## Exercise aim
Give the count of lines in the data that include the string "What", with no added remarks.

· · · ·

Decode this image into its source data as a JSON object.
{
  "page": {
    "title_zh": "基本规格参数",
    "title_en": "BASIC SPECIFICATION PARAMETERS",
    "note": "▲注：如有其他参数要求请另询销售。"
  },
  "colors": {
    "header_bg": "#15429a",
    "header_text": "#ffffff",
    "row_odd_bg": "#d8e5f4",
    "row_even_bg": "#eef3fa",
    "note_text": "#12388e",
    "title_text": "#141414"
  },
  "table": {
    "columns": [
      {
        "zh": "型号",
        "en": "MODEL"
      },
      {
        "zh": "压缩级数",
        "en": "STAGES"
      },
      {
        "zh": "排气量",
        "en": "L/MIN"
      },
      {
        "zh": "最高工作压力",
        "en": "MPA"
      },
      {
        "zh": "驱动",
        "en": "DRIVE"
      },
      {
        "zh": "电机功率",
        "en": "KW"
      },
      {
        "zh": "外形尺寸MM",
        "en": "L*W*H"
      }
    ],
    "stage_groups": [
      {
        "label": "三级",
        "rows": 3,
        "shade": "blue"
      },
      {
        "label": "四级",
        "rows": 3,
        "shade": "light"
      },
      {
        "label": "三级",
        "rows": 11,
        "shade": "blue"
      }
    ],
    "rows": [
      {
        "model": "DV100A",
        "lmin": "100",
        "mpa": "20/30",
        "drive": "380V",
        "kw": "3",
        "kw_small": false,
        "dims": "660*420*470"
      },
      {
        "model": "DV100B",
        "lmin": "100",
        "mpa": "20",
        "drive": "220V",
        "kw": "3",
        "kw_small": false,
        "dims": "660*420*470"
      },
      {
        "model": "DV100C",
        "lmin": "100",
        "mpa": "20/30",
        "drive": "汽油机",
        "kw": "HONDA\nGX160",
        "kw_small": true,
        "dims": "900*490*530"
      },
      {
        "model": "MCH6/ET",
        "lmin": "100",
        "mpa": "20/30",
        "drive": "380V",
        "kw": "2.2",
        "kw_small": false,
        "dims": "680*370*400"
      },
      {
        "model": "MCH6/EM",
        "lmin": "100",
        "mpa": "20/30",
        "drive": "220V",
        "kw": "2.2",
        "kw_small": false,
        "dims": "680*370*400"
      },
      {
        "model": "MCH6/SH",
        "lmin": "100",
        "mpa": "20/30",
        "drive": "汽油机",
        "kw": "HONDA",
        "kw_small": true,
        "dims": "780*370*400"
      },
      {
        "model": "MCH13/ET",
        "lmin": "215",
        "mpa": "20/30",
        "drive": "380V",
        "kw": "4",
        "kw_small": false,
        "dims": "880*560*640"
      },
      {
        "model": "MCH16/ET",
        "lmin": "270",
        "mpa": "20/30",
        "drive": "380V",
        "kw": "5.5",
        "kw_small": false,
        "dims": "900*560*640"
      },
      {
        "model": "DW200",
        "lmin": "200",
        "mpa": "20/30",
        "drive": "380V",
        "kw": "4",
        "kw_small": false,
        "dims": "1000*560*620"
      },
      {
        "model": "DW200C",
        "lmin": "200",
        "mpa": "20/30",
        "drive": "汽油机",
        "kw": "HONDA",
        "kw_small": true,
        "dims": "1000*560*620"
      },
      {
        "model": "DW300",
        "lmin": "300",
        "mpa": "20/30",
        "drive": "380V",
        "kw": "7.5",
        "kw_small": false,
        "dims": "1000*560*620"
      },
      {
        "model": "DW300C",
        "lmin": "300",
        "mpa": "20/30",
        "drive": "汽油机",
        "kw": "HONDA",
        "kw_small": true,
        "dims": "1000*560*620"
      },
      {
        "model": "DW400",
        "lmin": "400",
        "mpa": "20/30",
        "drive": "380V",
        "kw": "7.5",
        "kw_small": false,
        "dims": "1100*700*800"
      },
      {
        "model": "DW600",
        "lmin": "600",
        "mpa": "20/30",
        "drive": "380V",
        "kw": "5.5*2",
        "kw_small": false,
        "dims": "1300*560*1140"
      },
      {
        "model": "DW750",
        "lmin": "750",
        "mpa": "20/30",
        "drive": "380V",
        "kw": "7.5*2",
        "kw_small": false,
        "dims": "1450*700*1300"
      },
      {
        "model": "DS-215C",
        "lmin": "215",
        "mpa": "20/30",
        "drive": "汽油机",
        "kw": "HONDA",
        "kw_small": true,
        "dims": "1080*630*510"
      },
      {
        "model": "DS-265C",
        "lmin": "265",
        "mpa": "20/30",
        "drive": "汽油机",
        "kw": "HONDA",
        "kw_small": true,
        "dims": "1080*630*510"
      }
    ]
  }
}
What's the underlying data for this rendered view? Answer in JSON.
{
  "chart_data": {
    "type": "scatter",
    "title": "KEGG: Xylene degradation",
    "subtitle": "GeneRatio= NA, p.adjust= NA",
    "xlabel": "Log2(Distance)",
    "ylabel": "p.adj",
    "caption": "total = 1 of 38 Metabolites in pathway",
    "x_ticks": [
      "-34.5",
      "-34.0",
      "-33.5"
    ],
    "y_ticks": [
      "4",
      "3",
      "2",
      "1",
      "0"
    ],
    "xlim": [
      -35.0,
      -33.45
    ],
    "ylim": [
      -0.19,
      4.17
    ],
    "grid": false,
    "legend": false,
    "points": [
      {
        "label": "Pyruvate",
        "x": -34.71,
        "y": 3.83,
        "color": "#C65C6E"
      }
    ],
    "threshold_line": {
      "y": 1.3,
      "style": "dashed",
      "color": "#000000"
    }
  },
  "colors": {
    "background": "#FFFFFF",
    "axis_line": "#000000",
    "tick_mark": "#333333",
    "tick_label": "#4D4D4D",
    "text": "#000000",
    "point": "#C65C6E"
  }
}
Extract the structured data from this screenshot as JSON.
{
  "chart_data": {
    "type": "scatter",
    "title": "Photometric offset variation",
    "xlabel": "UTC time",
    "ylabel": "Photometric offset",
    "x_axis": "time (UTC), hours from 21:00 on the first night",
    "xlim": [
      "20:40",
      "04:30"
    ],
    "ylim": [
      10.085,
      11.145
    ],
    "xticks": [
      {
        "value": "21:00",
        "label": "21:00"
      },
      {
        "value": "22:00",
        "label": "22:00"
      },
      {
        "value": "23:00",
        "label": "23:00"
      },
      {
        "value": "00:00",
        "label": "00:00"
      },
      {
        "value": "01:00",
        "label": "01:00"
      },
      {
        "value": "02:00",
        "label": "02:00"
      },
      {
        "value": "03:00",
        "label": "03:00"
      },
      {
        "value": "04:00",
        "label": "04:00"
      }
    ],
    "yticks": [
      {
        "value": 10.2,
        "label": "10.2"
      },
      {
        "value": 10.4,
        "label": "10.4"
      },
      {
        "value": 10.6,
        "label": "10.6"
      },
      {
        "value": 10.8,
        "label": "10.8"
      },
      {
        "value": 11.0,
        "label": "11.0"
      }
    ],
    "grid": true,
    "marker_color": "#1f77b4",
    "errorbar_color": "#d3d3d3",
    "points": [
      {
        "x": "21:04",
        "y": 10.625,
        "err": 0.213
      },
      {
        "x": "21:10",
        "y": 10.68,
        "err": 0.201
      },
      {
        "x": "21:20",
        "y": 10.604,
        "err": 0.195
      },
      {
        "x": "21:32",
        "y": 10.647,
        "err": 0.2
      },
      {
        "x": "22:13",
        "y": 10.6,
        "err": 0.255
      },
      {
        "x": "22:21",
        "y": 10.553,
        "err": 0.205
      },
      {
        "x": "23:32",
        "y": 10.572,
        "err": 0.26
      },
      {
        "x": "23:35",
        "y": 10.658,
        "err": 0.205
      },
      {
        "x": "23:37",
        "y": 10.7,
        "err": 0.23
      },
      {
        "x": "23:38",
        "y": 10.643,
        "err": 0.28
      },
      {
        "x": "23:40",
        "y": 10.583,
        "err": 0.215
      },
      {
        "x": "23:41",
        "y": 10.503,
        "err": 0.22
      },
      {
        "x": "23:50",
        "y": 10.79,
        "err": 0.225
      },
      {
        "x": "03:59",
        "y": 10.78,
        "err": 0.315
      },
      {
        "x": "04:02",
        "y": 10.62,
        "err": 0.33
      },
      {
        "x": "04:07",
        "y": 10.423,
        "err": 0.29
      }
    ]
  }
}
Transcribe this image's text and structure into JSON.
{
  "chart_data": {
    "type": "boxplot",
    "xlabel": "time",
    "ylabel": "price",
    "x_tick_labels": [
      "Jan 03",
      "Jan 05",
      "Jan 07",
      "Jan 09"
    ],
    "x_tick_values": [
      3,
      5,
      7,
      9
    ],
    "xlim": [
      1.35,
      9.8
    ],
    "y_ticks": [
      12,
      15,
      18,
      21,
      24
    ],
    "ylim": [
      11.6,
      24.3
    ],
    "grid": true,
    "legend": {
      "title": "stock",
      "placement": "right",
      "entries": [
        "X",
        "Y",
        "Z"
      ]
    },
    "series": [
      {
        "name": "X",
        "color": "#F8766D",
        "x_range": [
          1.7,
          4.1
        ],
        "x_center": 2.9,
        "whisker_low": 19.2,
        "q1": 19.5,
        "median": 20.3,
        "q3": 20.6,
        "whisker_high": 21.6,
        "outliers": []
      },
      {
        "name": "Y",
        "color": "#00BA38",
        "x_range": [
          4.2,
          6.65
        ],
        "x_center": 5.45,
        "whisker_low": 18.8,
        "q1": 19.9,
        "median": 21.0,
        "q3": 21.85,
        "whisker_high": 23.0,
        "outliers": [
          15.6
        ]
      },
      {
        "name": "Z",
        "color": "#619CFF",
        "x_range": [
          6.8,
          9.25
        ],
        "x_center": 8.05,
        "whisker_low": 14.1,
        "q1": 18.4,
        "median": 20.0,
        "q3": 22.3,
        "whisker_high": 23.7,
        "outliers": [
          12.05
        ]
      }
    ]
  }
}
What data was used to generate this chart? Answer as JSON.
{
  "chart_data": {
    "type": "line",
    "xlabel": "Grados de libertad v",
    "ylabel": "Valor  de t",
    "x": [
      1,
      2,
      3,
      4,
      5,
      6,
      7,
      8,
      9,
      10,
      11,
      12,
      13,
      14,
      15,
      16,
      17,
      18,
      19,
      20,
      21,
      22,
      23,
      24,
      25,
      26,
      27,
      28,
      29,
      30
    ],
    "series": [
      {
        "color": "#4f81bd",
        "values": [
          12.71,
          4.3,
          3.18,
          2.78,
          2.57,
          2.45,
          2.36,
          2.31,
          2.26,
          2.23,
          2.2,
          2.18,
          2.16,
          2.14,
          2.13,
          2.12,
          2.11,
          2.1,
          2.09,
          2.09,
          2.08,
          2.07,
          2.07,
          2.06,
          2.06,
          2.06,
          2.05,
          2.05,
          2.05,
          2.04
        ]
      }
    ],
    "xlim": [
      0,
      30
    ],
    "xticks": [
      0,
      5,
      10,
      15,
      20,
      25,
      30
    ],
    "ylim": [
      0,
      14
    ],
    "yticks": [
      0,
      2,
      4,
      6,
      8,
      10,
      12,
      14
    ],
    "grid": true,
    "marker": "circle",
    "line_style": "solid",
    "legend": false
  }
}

· · · ·

## Response to this task
2